WHAT IS REQUIRED> Pictures aside, quote the whole listing exactly.

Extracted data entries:
# # # # # # #

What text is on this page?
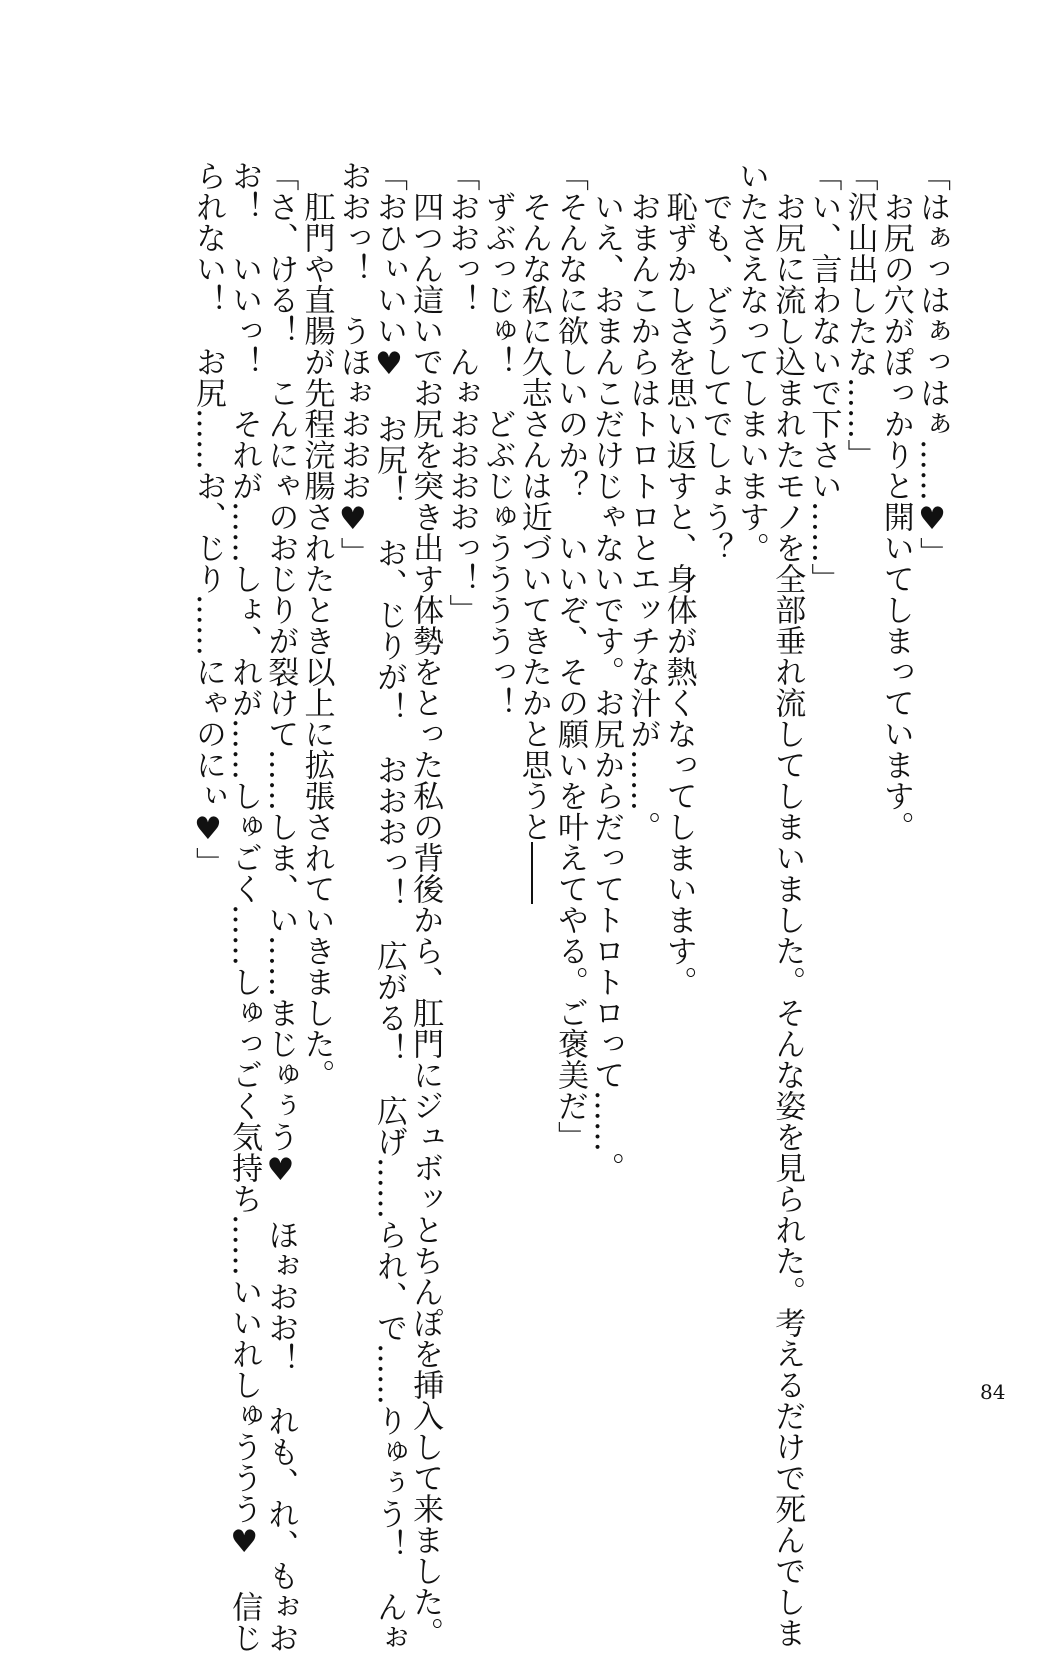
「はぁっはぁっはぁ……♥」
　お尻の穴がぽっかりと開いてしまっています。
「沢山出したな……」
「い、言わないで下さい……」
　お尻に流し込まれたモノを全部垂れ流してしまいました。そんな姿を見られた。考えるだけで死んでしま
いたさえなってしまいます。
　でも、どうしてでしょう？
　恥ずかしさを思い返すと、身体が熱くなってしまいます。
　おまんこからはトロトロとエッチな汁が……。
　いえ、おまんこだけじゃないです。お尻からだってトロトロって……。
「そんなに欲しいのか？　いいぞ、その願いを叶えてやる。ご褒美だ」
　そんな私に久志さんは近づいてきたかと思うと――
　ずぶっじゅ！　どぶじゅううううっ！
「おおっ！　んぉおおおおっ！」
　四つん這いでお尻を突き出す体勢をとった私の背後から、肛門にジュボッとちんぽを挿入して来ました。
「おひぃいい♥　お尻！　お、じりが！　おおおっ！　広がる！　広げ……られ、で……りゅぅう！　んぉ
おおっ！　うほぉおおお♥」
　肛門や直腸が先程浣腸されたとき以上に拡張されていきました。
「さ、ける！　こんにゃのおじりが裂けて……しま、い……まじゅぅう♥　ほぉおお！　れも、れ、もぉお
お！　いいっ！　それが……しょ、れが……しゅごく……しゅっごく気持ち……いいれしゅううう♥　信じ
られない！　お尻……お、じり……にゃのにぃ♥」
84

# # # # # # #

COMPLETE RESPONSE>
What text is on this page?
「はぁっはぁっはぁ……♥」
　お尻の穴がぽっかりと開いてしまっています。
「沢山出したな……」
「い、言わないで下さい……」
　お尻に流し込まれたモノを全部垂れ流してしまいました。そんな姿を見られた。考えるだけで死んでしま
いたさえなってしまいます。
　でも、どうしてでしょう？
　恥ずかしさを思い返すと、身体が熱くなってしまいます。
　おまんこからはトロトロとエッチな汁が……。
　いえ、おまんこだけじゃないです。お尻からだってトロトロって……。
「そんなに欲しいのか？　いいぞ、その願いを叶えてやる。ご褒美だ」
　そんな私に久志さんは近づいてきたかと思うと――
　ずぶっじゅ！　どぶじゅううううっ！
「おおっ！　んぉおおおおっ！」
　四つん這いでお尻を突き出す体勢をとった私の背後から、肛門にジュボッとちんぽを挿入して来ました。
「おひぃいい♥　お尻！　お、じりが！　おおおっ！　広がる！　広げ……られ、で……りゅぅう！　んぉ
おおっ！　うほぉおおお♥」
　肛門や直腸が先程浣腸されたとき以上に拡張されていきました。
「さ、ける！　こんにゃのおじりが裂けて……しま、い……まじゅぅう♥　ほぉおお！　れも、れ、もぉお
お！　いいっ！　それが……しょ、れが……しゅごく……しゅっごく気持ち……いいれしゅううう♥　信じ
られない！　お尻……お、じり……にゃのにぃ♥」
84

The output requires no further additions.